> [RECORDS SUPPLIED]:
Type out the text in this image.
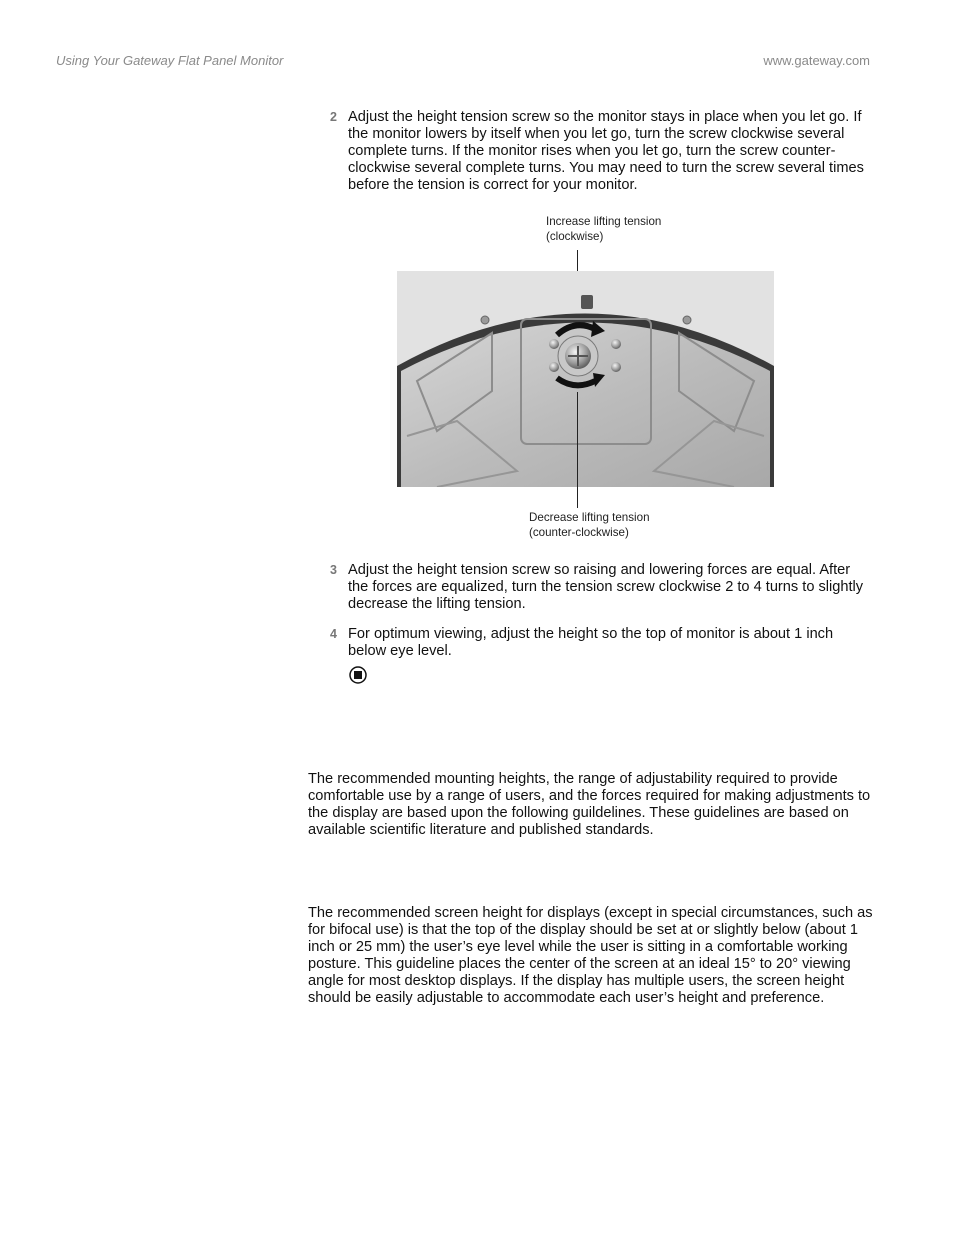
Using Your Gateway Flat Panel Monitor	www.gateway.com
2 Adjust the height tension screw so the monitor stays in place when you let go. If the monitor lowers by itself when you let go, turn the screw clockwise several complete turns. If the monitor rises when you let go, turn the screw counter-clockwise several complete turns. You may need to turn the screw several times before the tension is correct for your monitor.
Increase lifting tension
(clockwise)
Decrease lifting tension
(counter-clockwise)
3 Adjust the height tension screw so raising and lowering forces are equal. After the forces are equalized, turn the tension screw clockwise 2 to 4 turns to slightly decrease the lifting tension.
4 For optimum viewing, adjust the height so the top of monitor is about 1 inch below eye level.
The recommended mounting heights, the range of adjustability required to provide comfortable use by a range of users, and the forces required for making adjustments to the display are based upon the following guildelines. These guidelines are based on available scientific literature and published standards.
The recommended screen height for displays (except in special circumstances, such as for bifocal use) is that the top of the display should be set at or slightly below (about 1 inch or 25 mm) the user’s eye level while the user is sitting in a comfortable working posture. This guideline places the center of the screen at an ideal 15° to 20° viewing angle for most desktop displays. If the display has multiple users, the screen height should be easily adjustable to accommodate each user’s height and preference.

> [WHAT IS ASKED]: Return all lines with the word "comfortable" in them.

> [THE OUTPUT]:
The recommended mounting heights, the range of adjustability required to provide comfortable use by a range of users, and the forces required for making adjustments to the display are based upon the following guildelines. These guidelines are based on available scientific literature and published standards.
The recommended screen height for displays (except in special circumstances, such as for bifocal use) is that the top of the display should be set at or slightly below (about 1 inch or 25 mm) the user’s eye level while the user is sitting in a comfortable working posture. This guideline places the center of the screen at an ideal 15° to 20° viewing angle for most desktop displays. If the display has multiple users, the screen height should be easily adjustable to accommodate each user’s height and preference.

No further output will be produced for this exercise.